Given request —
Copy all lines in which the word "document" can be found.

(Data records)
┄┄┄┄┄┄┄┄┄┄

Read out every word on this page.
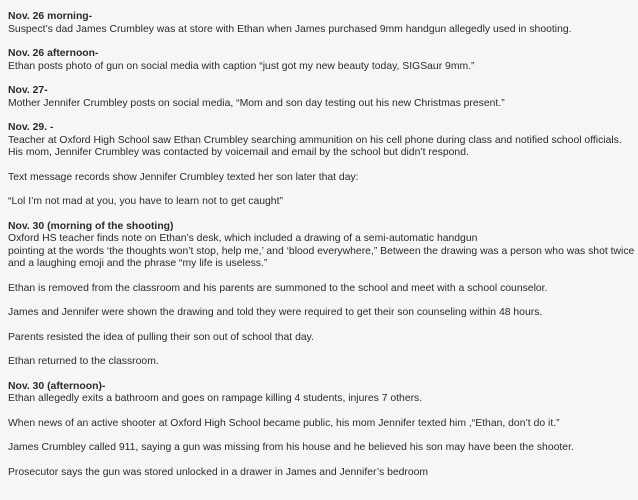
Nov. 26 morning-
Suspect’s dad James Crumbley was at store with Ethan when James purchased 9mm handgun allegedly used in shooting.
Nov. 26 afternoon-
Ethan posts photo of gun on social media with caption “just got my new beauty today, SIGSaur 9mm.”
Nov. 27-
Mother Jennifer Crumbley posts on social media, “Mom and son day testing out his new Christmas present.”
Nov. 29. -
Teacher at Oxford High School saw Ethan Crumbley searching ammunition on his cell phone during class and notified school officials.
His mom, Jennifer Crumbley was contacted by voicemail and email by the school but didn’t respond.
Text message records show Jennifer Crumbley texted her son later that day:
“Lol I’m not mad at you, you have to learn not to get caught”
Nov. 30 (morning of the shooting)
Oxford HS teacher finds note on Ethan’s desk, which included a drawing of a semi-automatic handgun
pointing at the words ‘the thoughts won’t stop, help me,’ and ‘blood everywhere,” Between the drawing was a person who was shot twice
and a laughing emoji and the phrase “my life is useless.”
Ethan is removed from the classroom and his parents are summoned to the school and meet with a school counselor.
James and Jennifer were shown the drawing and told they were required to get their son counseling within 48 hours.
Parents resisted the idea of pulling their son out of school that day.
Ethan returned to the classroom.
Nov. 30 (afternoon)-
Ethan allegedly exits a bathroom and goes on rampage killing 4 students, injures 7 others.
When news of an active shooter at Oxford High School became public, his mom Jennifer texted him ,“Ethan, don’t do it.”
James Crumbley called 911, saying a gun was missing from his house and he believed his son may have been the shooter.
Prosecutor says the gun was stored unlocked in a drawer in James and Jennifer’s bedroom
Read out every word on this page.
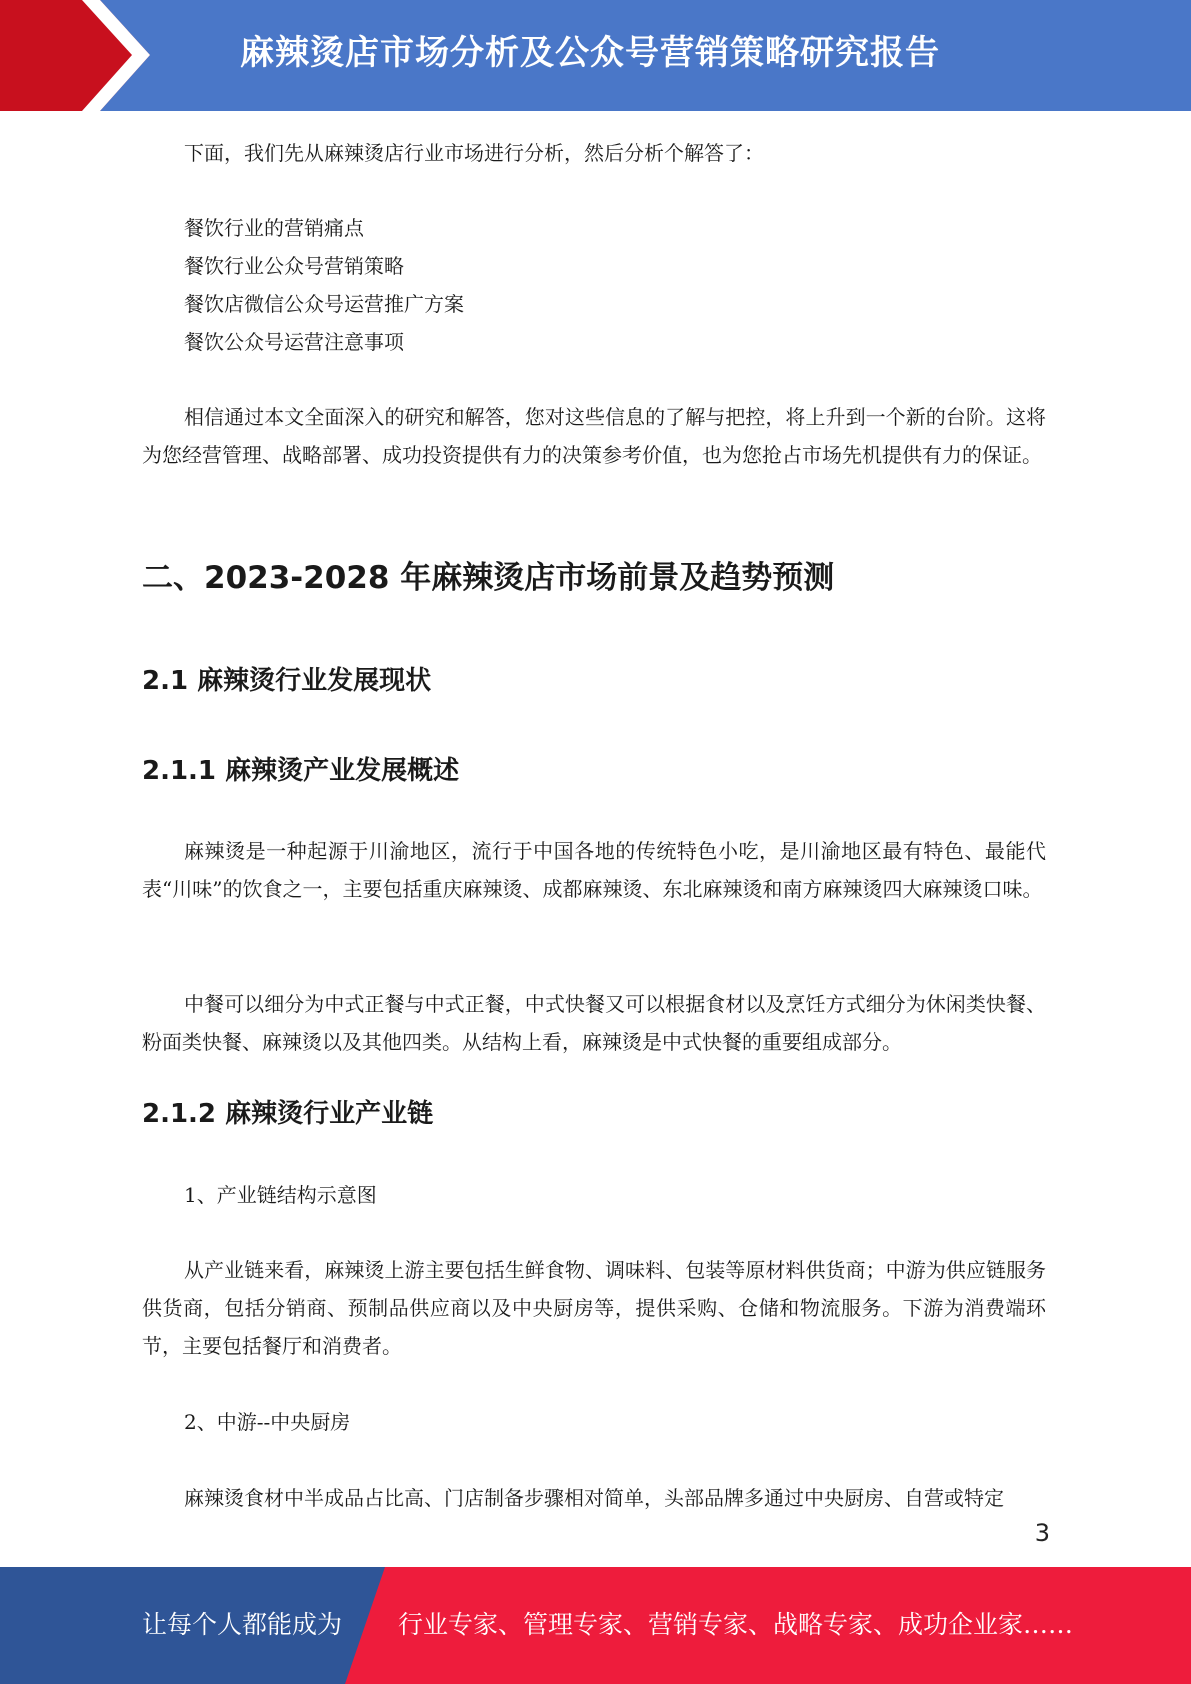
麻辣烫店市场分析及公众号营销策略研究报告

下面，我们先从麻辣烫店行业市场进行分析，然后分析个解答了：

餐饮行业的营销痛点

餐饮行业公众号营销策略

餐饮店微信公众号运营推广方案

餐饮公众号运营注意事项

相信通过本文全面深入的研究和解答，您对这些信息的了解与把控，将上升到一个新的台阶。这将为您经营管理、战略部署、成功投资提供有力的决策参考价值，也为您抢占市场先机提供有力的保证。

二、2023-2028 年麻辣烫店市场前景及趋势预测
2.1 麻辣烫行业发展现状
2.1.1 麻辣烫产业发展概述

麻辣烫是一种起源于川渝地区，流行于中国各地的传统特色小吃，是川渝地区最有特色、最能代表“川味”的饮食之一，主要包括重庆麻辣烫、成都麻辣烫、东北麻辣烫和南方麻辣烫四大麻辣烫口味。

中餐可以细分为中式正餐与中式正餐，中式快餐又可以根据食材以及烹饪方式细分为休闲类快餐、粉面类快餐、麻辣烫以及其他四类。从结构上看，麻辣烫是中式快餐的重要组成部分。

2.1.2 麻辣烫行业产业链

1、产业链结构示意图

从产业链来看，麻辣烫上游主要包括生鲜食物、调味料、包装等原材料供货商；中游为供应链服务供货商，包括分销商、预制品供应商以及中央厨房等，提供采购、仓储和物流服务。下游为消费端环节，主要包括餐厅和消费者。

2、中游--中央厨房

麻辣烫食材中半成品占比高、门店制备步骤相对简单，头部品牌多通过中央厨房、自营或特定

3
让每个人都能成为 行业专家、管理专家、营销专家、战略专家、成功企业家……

┄┄┄┄┄┄┄┄┄┄

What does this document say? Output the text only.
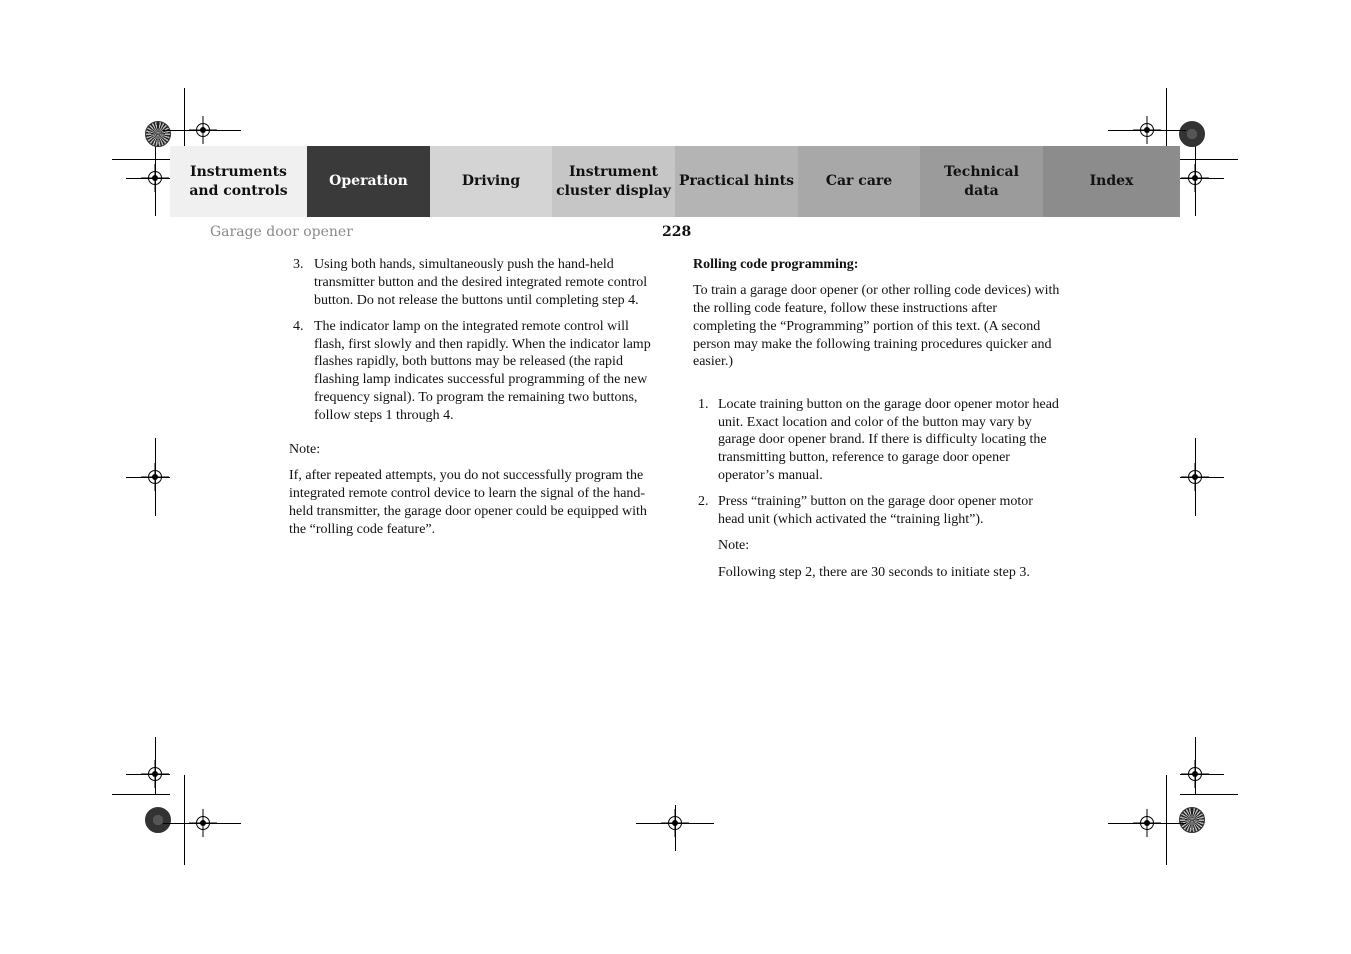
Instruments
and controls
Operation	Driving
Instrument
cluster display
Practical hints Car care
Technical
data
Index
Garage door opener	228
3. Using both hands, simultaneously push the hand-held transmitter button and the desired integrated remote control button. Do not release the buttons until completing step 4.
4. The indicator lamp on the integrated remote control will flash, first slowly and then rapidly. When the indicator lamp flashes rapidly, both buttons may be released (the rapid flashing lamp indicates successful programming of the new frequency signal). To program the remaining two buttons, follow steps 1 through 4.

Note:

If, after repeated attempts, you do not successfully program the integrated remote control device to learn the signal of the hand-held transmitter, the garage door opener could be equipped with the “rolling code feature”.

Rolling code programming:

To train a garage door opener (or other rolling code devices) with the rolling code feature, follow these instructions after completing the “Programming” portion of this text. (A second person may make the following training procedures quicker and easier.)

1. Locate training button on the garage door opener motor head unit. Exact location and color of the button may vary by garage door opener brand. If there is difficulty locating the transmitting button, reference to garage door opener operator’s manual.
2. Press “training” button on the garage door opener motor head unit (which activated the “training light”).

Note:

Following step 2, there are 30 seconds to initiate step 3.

┄┄┄┄┄┄┄┄┄┄

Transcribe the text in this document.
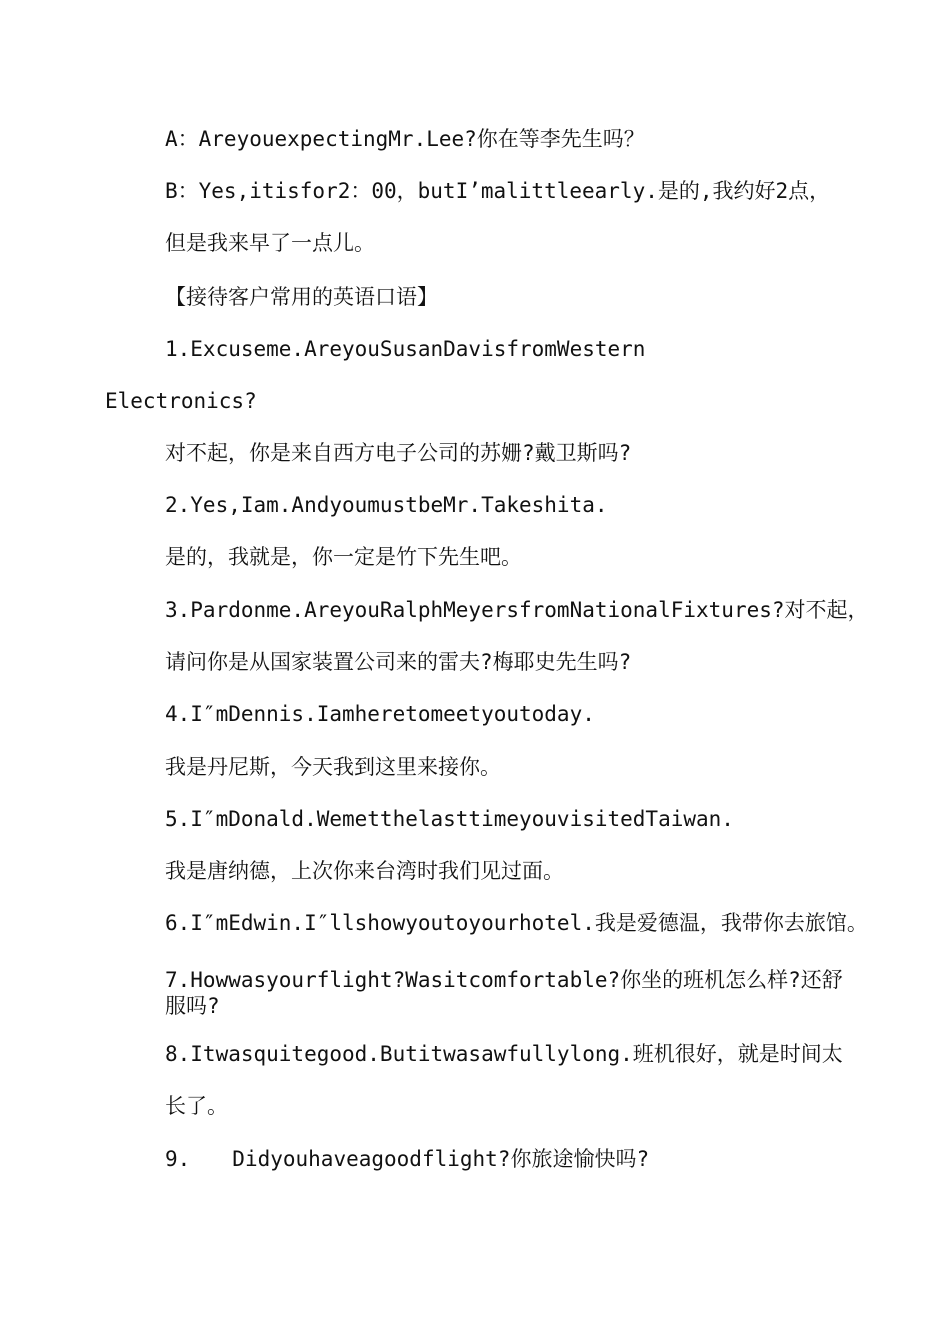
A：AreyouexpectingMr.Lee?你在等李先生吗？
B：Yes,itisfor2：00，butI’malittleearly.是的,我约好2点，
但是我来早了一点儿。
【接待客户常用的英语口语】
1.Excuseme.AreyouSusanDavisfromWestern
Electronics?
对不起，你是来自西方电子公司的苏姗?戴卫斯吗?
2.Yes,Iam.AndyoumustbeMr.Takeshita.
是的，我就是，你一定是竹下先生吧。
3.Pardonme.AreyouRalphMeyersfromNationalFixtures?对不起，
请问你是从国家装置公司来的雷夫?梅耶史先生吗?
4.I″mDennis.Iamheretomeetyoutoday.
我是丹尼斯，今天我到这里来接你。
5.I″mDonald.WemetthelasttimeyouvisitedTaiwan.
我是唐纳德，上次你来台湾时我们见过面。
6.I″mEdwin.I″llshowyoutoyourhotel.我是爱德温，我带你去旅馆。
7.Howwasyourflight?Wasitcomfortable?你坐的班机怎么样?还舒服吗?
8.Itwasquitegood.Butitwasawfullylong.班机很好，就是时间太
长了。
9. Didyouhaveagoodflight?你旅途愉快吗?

┄┄┄┄┄┄┄┄┄┄

Full answer —
What does this document say? Output the text only.
Transcribe the text in this document.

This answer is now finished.